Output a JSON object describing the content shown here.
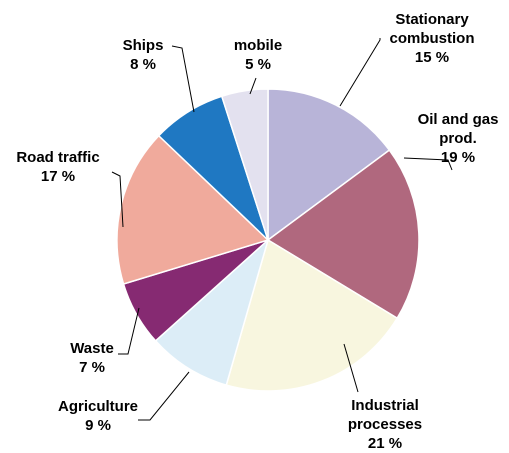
{
  "chart_data": {
    "type": "pie",
    "title": "",
    "start_angle_deg": 0,
    "direction": "clockwise",
    "slices": [
      {
        "name": "Stationary combustion",
        "label_lines": [
          "Stationary",
          "combustion",
          "15 %"
        ],
        "value": 15,
        "color": "#b8b4d8"
      },
      {
        "name": "Oil and gas prod.",
        "label_lines": [
          "Oil and gas",
          "prod.",
          "19 %"
        ],
        "value": 19,
        "color": "#b0687e"
      },
      {
        "name": "Industrial processes",
        "label_lines": [
          "Industrial",
          "processes",
          "21 %"
        ],
        "value": 21,
        "color": "#f8f6df"
      },
      {
        "name": "Agriculture",
        "label_lines": [
          "Agriculture",
          "9 %"
        ],
        "value": 9,
        "color": "#dcedf7"
      },
      {
        "name": "Waste",
        "label_lines": [
          "Waste",
          "7 %"
        ],
        "value": 7,
        "color": "#862a72"
      },
      {
        "name": "Road traffic",
        "label_lines": [
          "Road traffic",
          "17 %"
        ],
        "value": 17,
        "color": "#f0aa9c"
      },
      {
        "name": "Ships",
        "label_lines": [
          "Ships",
          "8 %"
        ],
        "value": 8,
        "color": "#1f78c2"
      },
      {
        "name": "mobile",
        "label_lines": [
          "mobile",
          "5 %"
        ],
        "value": 5,
        "color": "#e3e1ef"
      }
    ]
  }
}
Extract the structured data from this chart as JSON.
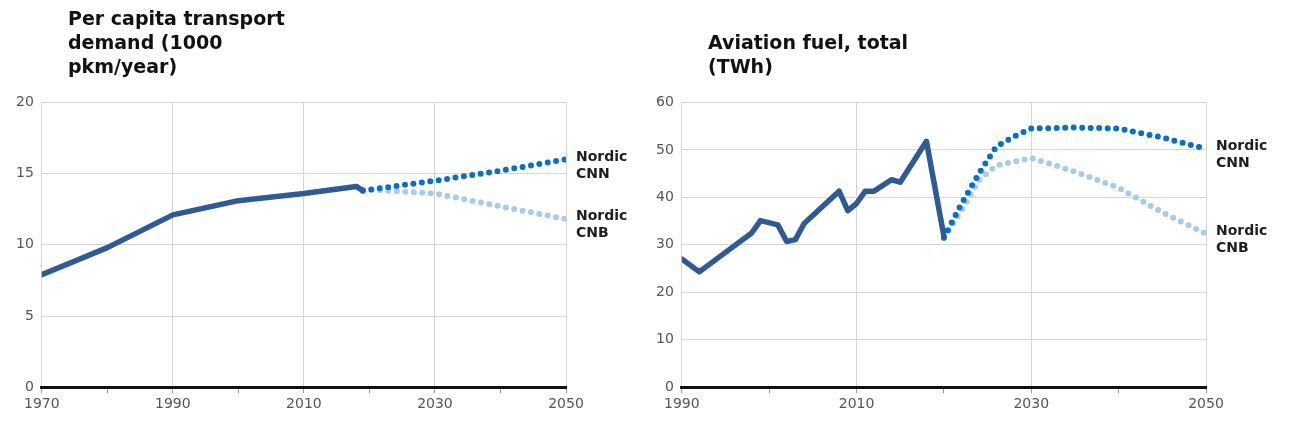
{
  "chart_data": [
    {
      "type": "line",
      "title": "Per capita transport demand (1000 pkm/year)",
      "xlim": [
        1970,
        2050
      ],
      "xticks": [
        1970,
        {
          "value": 1980,
          "label": null
        },
        1990,
        {
          "value": 2000,
          "label": null
        },
        2010,
        {
          "value": 2020,
          "label": null
        },
        2030,
        {
          "value": 2040,
          "label": null
        },
        2050
      ],
      "ylim": [
        0,
        20
      ],
      "yticks": [
        0,
        5,
        10,
        15,
        20
      ],
      "grid": true,
      "series": [
        {
          "color": "#2f5a94",
          "line_style": "solid",
          "x": [
            1970,
            1980,
            1990,
            2000,
            2010,
            2018,
            2019
          ],
          "values": [
            7.9,
            9.8,
            12.1,
            13.1,
            13.6,
            14.1,
            13.8
          ]
        },
        {
          "name": "Nordic CNN",
          "color": "#0b6fc0",
          "line_style": "dotted",
          "x": [
            2019,
            2030,
            2040,
            2050
          ],
          "values": [
            13.8,
            14.5,
            15.2,
            16.0
          ]
        },
        {
          "name": "Nordic CNB",
          "color": "#a8cbec",
          "line_style": "dotted",
          "x": [
            2019,
            2030,
            2040,
            2050
          ],
          "values": [
            13.9,
            13.6,
            12.7,
            11.8
          ]
        }
      ]
    },
    {
      "type": "line",
      "title": "Aviation fuel, total (TWh)",
      "xlim": [
        1990,
        2050
      ],
      "xticks": [
        1990,
        {
          "value": 2000,
          "label": null
        },
        2010,
        {
          "value": 2020,
          "label": null
        },
        2030,
        {
          "value": 2040,
          "label": null
        },
        2050
      ],
      "ylim": [
        0,
        60
      ],
      "yticks": [
        0,
        10,
        20,
        30,
        40,
        50,
        60
      ],
      "grid": true,
      "series": [
        {
          "color": "#2f5a94",
          "line_style": "solid",
          "x": [
            1990,
            1992,
            1995,
            1998,
            1999,
            2001,
            2002,
            2003,
            2004,
            2008,
            2009,
            2010,
            2011,
            2012,
            2014,
            2015,
            2018,
            2020
          ],
          "values": [
            27,
            24.3,
            28.4,
            32.5,
            35.1,
            34.2,
            30.7,
            31.1,
            34.5,
            41.3,
            37.2,
            38.7,
            41.3,
            41.3,
            43.7,
            43.2,
            51.8,
            31.8
          ]
        },
        {
          "name": "Nordic CNN",
          "color": "#0b6fc0",
          "line_style": "dotted",
          "x": [
            2020,
            2022,
            2024,
            2026,
            2028,
            2030,
            2035,
            2040,
            2045,
            2050
          ],
          "values": [
            31.5,
            38.6,
            45,
            50.7,
            52.8,
            54.5,
            54.7,
            54.5,
            52.6,
            50.2
          ]
        },
        {
          "name": "Nordic CNB",
          "color": "#a8cbec",
          "line_style": "dotted",
          "x": [
            2020,
            2022,
            2024,
            2026,
            2028,
            2030,
            2035,
            2040,
            2045,
            2050
          ],
          "values": [
            31.5,
            37.2,
            43.6,
            46.7,
            47.5,
            48.3,
            45.4,
            42,
            36.8,
            32.3
          ]
        }
      ]
    }
  ]
}
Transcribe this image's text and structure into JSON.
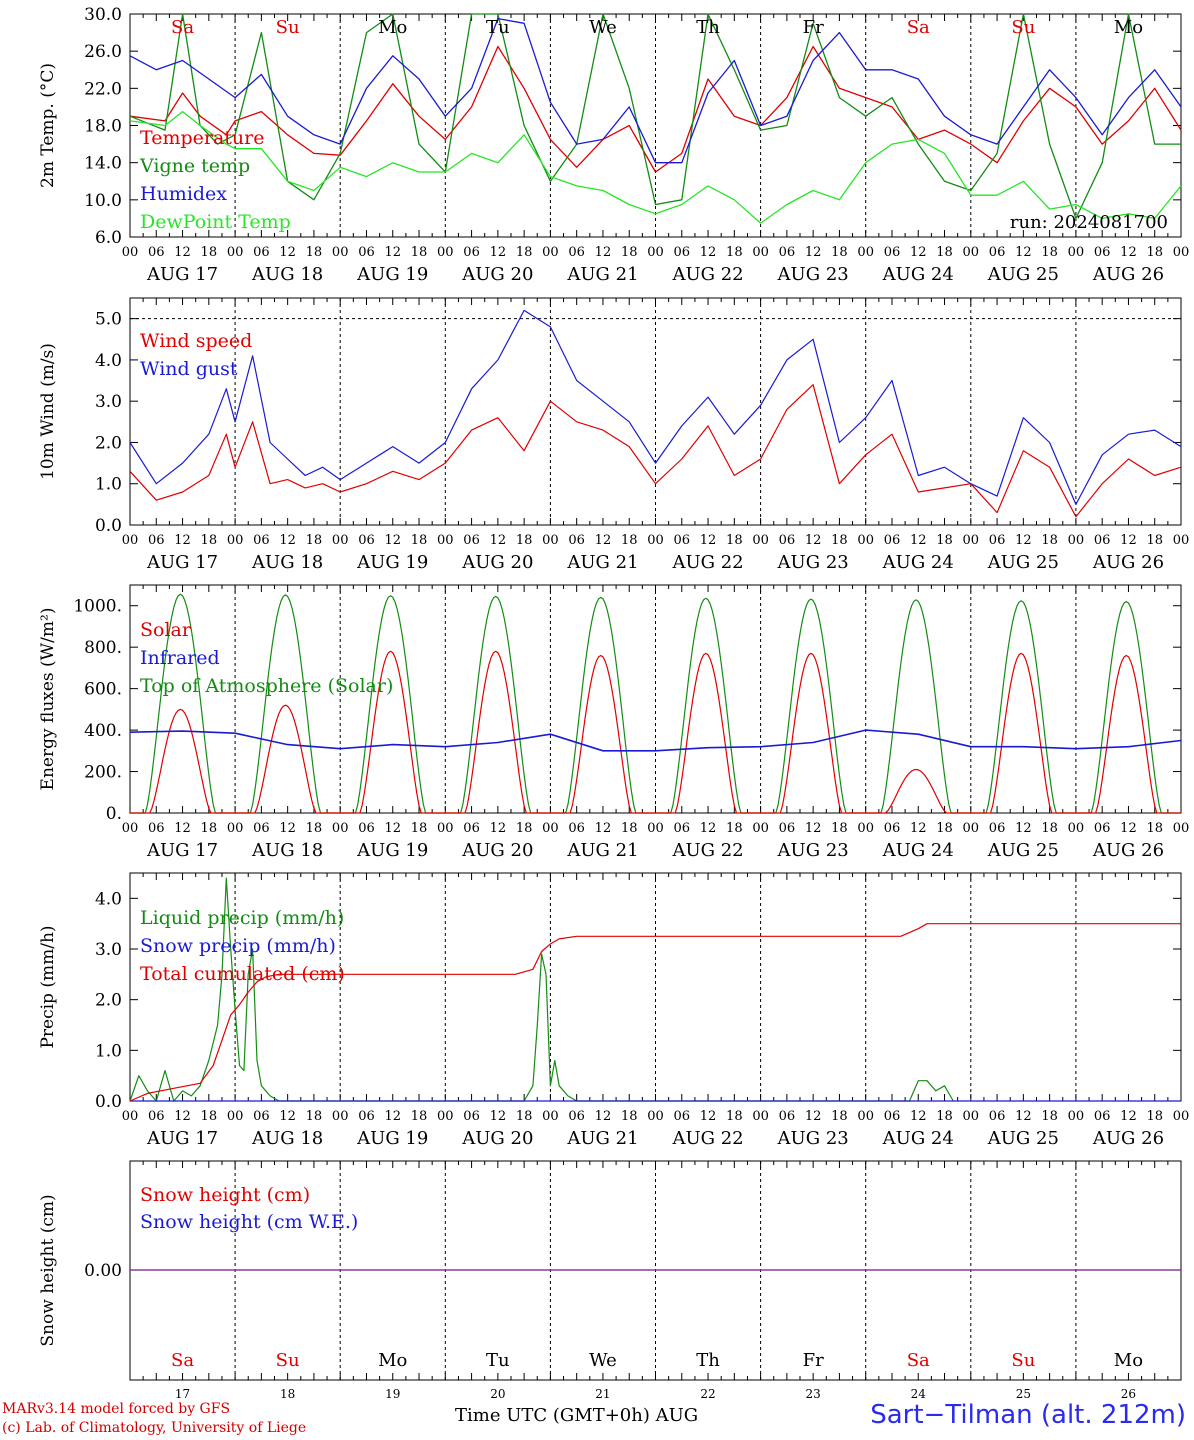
{
  "run_label": "run: 2024081700",
  "day_names": [
    "Sa",
    "Su",
    "Mo",
    "Tu",
    "We",
    "Th",
    "Fr",
    "Sa",
    "Su",
    "Mo"
  ],
  "day_name_colors": [
    "#e00000",
    "#e00000",
    "#000000",
    "#000000",
    "#000000",
    "#000000",
    "#000000",
    "#e00000",
    "#e00000",
    "#000000"
  ],
  "day_numbers": [
    "17",
    "18",
    "19",
    "20",
    "21",
    "22",
    "23",
    "24",
    "25",
    "26"
  ],
  "date_labels": [
    "AUG 17",
    "AUG 18",
    "AUG 19",
    "AUG 20",
    "AUG 21",
    "AUG 22",
    "AUG 23",
    "AUG 24",
    "AUG 25",
    "AUG 26"
  ],
  "hour_ticks": [
    "00",
    "06",
    "12",
    "18"
  ],
  "x_title": "Time UTC (GMT+0h)",
  "x_month": "AUG",
  "credit_line1": "MARv3.14 model forced by GFS",
  "credit_line2": "(c) Lab. of Climatology, University of Liege",
  "location": "Sart−Tilman (alt. 212m)",
  "chart_data": [
    {
      "type": "line",
      "ylabel": "2m Temp. (°C)",
      "ylim": [
        6,
        30
      ],
      "yticks": [
        "6.0",
        "10.0",
        "14.0",
        "18.0",
        "22.0",
        "26.0",
        "30.0"
      ],
      "x_unit": "hours since AUG 17 00 UTC",
      "series": [
        {
          "name": "Temperature",
          "color": "#e00000",
          "x": [
            0,
            8,
            12,
            16,
            22,
            24,
            30,
            36,
            42,
            48,
            54,
            60,
            66,
            72,
            78,
            84,
            90,
            96,
            102,
            108,
            114,
            120,
            126,
            132,
            138,
            144,
            150,
            156,
            162,
            168,
            174,
            180,
            186,
            192,
            198,
            204,
            210,
            216,
            222,
            228,
            234,
            240
          ],
          "y": [
            19,
            18.5,
            21.5,
            19,
            17,
            18.5,
            19.5,
            17,
            15,
            14.8,
            18.5,
            22.5,
            19,
            16.5,
            20,
            26.5,
            22,
            16.5,
            13.5,
            16.5,
            18,
            13,
            15,
            23,
            19,
            18,
            21,
            26.5,
            22,
            21,
            20,
            16.5,
            17.5,
            16,
            14,
            18.5,
            22,
            20,
            16,
            18.5,
            22,
            17.5
          ]
        },
        {
          "name": "Vigne temp",
          "color": "#138c13",
          "x": [
            0,
            8,
            12,
            16,
            20,
            24,
            30,
            36,
            42,
            48,
            54,
            60,
            66,
            72,
            78,
            84,
            90,
            96,
            102,
            108,
            114,
            120,
            126,
            132,
            138,
            144,
            150,
            156,
            162,
            168,
            174,
            180,
            186,
            192,
            198,
            204,
            210,
            216,
            222,
            228,
            234,
            240
          ],
          "y": [
            19,
            17.5,
            30,
            18,
            16,
            17,
            28,
            12,
            10,
            15,
            28,
            30,
            16,
            13,
            30,
            30,
            18,
            12,
            16,
            30,
            22,
            9.5,
            10,
            30,
            24,
            17.5,
            18,
            29,
            21,
            19,
            21,
            16,
            12,
            11,
            15,
            30,
            16,
            8,
            14,
            30,
            16,
            16
          ]
        },
        {
          "name": "Humidex",
          "color": "#1a1ad6",
          "x": [
            0,
            6,
            12,
            18,
            24,
            30,
            36,
            42,
            48,
            54,
            60,
            66,
            72,
            78,
            84,
            90,
            96,
            102,
            108,
            114,
            120,
            126,
            132,
            138,
            144,
            150,
            156,
            162,
            168,
            174,
            180,
            186,
            192,
            198,
            204,
            210,
            216,
            222,
            228,
            234,
            240
          ],
          "y": [
            25.5,
            24,
            25,
            23,
            21,
            23.5,
            19,
            17,
            16,
            22,
            25.5,
            23,
            19,
            22,
            29.5,
            29,
            20.5,
            16,
            16.5,
            20,
            14,
            14,
            21.5,
            25,
            18,
            19,
            25,
            28,
            24,
            24,
            23,
            19,
            17,
            16,
            20,
            24,
            21,
            17,
            21,
            24,
            20
          ]
        },
        {
          "name": "DewPoint Temp",
          "color": "#26e626",
          "x": [
            0,
            8,
            12,
            16,
            22,
            24,
            30,
            36,
            42,
            48,
            54,
            60,
            66,
            72,
            78,
            84,
            90,
            96,
            102,
            108,
            114,
            120,
            126,
            132,
            138,
            144,
            150,
            156,
            162,
            168,
            174,
            180,
            186,
            192,
            198,
            204,
            210,
            216,
            222,
            228,
            234,
            240
          ],
          "y": [
            18.5,
            18,
            19.5,
            18,
            16,
            15.5,
            15.5,
            12,
            11,
            13.5,
            12.5,
            14,
            13,
            13,
            15,
            14,
            17,
            12.5,
            11.5,
            11,
            9.5,
            8.5,
            9.5,
            11.5,
            10,
            7.5,
            9.5,
            11,
            10,
            14,
            16,
            16.5,
            15,
            10.5,
            10.5,
            12,
            9,
            9.5,
            8,
            8.5,
            8,
            11.5
          ]
        }
      ]
    },
    {
      "type": "line",
      "ylabel": "10m Wind (m/s)",
      "ylim": [
        0,
        5.5
      ],
      "yticks": [
        "0.0",
        "1.0",
        "2.0",
        "3.0",
        "4.0",
        "5.0"
      ],
      "reference_line": 5.0,
      "series": [
        {
          "name": "Wind speed",
          "color": "#e00000",
          "x": [
            0,
            6,
            12,
            18,
            22,
            24,
            28,
            32,
            36,
            40,
            44,
            48,
            54,
            60,
            66,
            72,
            78,
            84,
            90,
            96,
            102,
            108,
            114,
            120,
            126,
            132,
            138,
            144,
            150,
            156,
            162,
            168,
            174,
            180,
            186,
            192,
            198,
            204,
            210,
            216,
            222,
            228,
            234,
            240
          ],
          "y": [
            1.3,
            0.6,
            0.8,
            1.2,
            2.2,
            1.4,
            2.5,
            1.0,
            1.1,
            0.9,
            1.0,
            0.8,
            1.0,
            1.3,
            1.1,
            1.5,
            2.3,
            2.6,
            1.8,
            3.0,
            2.5,
            2.3,
            1.9,
            1.0,
            1.6,
            2.4,
            1.2,
            1.6,
            2.8,
            3.4,
            1.0,
            1.7,
            2.2,
            0.8,
            0.9,
            1.0,
            0.3,
            1.8,
            1.4,
            0.2,
            1.0,
            1.6,
            1.2,
            1.4
          ]
        },
        {
          "name": "Wind gust",
          "color": "#1a1ad6",
          "x": [
            0,
            6,
            12,
            18,
            22,
            24,
            28,
            32,
            36,
            40,
            44,
            48,
            54,
            60,
            66,
            72,
            78,
            84,
            90,
            96,
            102,
            108,
            114,
            120,
            126,
            132,
            138,
            144,
            150,
            156,
            162,
            168,
            174,
            180,
            186,
            192,
            198,
            204,
            210,
            216,
            222,
            228,
            234,
            240
          ],
          "y": [
            2.0,
            1.0,
            1.5,
            2.2,
            3.3,
            2.5,
            4.1,
            2.0,
            1.6,
            1.2,
            1.4,
            1.1,
            1.5,
            1.9,
            1.5,
            2.0,
            3.3,
            4.0,
            5.2,
            4.8,
            3.5,
            3.0,
            2.5,
            1.5,
            2.4,
            3.1,
            2.2,
            2.9,
            4.0,
            4.5,
            2.0,
            2.6,
            3.5,
            1.2,
            1.4,
            1.0,
            0.7,
            2.6,
            2.0,
            0.5,
            1.7,
            2.2,
            2.3,
            1.9
          ]
        }
      ]
    },
    {
      "type": "line",
      "ylabel": "Energy fluxes (W/m²)",
      "ylim": [
        0,
        1100
      ],
      "yticks": [
        "0.",
        "200.",
        "400.",
        "600.",
        "800.",
        "1000."
      ],
      "series": [
        {
          "name": "Solar",
          "color": "#e00000",
          "peaks": [
            500,
            520,
            780,
            780,
            760,
            770,
            770,
            210,
            770,
            760
          ]
        },
        {
          "name": "Infrared",
          "color": "#1a1ad6",
          "x": [
            0,
            12,
            24,
            36,
            48,
            60,
            72,
            84,
            96,
            108,
            120,
            132,
            144,
            156,
            168,
            180,
            192,
            204,
            216,
            228,
            240
          ],
          "y": [
            390,
            395,
            385,
            330,
            310,
            330,
            320,
            340,
            380,
            300,
            300,
            315,
            320,
            340,
            400,
            380,
            320,
            320,
            310,
            320,
            350
          ]
        },
        {
          "name": "Top of Atmosphere (Solar)",
          "color": "#138c13",
          "peaks": [
            1055,
            1052,
            1048,
            1045,
            1040,
            1036,
            1032,
            1028,
            1024,
            1020
          ]
        }
      ]
    },
    {
      "type": "line",
      "ylabel": "Precip (mm/h)",
      "ylim": [
        0,
        4.5
      ],
      "yticks": [
        "0.0",
        "1.0",
        "2.0",
        "3.0",
        "4.0"
      ],
      "series": [
        {
          "name": "Liquid precip (mm/h)",
          "color": "#138c13",
          "x": [
            0,
            2,
            4,
            6,
            8,
            10,
            12,
            14,
            16,
            18,
            20,
            21,
            22,
            23,
            24,
            25,
            26,
            27,
            28,
            29,
            30,
            32,
            34,
            36,
            40,
            90,
            92,
            93,
            94,
            95,
            96,
            97,
            98,
            100,
            102,
            104,
            178,
            180,
            182,
            184,
            186,
            188
          ],
          "y": [
            0,
            0.5,
            0.2,
            0,
            0.6,
            0,
            0.2,
            0.1,
            0.3,
            0.8,
            1.5,
            2.5,
            4.4,
            3.0,
            1.8,
            0.7,
            0.6,
            2.5,
            3.0,
            0.8,
            0.3,
            0.1,
            0,
            0,
            0,
            0,
            0.3,
            1.5,
            2.9,
            2.5,
            0.3,
            0.8,
            0.3,
            0.1,
            0,
            0,
            0,
            0.4,
            0.4,
            0.2,
            0.3,
            0
          ]
        },
        {
          "name": "Snow precip (mm/h)",
          "color": "#1a1ad6",
          "x": [
            0,
            240
          ],
          "y": [
            0,
            0
          ]
        },
        {
          "name": "Total cumulated (cm)",
          "color": "#e00000",
          "x": [
            0,
            4,
            10,
            16,
            19,
            21,
            23,
            25,
            27,
            29,
            31,
            34,
            48,
            72,
            88,
            92,
            94,
            96,
            98,
            102,
            120,
            144,
            168,
            176,
            180,
            182,
            240
          ],
          "y": [
            0,
            0.15,
            0.25,
            0.35,
            0.7,
            1.2,
            1.7,
            1.9,
            2.15,
            2.35,
            2.45,
            2.5,
            2.5,
            2.5,
            2.5,
            2.6,
            2.95,
            3.1,
            3.2,
            3.25,
            3.25,
            3.25,
            3.25,
            3.25,
            3.4,
            3.5,
            3.5
          ]
        }
      ]
    },
    {
      "type": "line",
      "ylabel": "Snow height (cm)",
      "yticks": [
        "0.00"
      ],
      "series": [
        {
          "name": "Snow height (cm)",
          "color": "#e00000",
          "x": [
            0,
            240
          ],
          "y": [
            0,
            0
          ]
        },
        {
          "name": "Snow height (cm W.E.)",
          "color": "#1a1ad6",
          "x": [
            0,
            240
          ],
          "y": [
            0,
            0
          ]
        }
      ]
    }
  ]
}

..........

* _What the task asks_: Read through the data and copy every line where "Stationary" shows up.

* _Result of this task_:
        "name": "Stationary combustion",
          "Stationary",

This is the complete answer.